Data entries
═══
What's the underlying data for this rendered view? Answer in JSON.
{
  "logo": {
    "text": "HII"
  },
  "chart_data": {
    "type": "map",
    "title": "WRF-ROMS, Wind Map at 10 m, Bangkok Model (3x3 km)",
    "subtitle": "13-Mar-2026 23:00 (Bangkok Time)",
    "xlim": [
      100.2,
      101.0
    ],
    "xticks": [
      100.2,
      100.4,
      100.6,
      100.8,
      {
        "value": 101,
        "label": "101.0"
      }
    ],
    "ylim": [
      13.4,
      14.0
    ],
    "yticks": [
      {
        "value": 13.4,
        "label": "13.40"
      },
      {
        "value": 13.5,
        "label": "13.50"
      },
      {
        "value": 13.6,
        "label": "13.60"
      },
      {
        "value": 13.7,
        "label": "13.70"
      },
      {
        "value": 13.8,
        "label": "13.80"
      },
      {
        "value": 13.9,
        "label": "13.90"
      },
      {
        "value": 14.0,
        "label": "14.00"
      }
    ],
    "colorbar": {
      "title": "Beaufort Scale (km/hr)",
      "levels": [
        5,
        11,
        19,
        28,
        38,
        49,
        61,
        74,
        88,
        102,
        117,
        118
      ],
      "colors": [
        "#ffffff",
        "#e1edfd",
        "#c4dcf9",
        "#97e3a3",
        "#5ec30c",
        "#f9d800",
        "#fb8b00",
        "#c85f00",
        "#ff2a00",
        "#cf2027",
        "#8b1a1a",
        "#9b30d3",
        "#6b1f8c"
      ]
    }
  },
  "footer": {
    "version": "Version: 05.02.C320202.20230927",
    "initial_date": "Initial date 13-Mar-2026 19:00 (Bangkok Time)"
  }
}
═══
- _PROBLEM DESCRIPTION_
Report back each line of the entries that holds the string "label".

- _EXERCISE ANSWER_
        "label": "101.0"
        "label": "13.40"
        "label": "13.50"
        "label": "13.60"
        "label": "13.70"
        "label": "13.80"
        "label": "13.90"
        "label": "14.00"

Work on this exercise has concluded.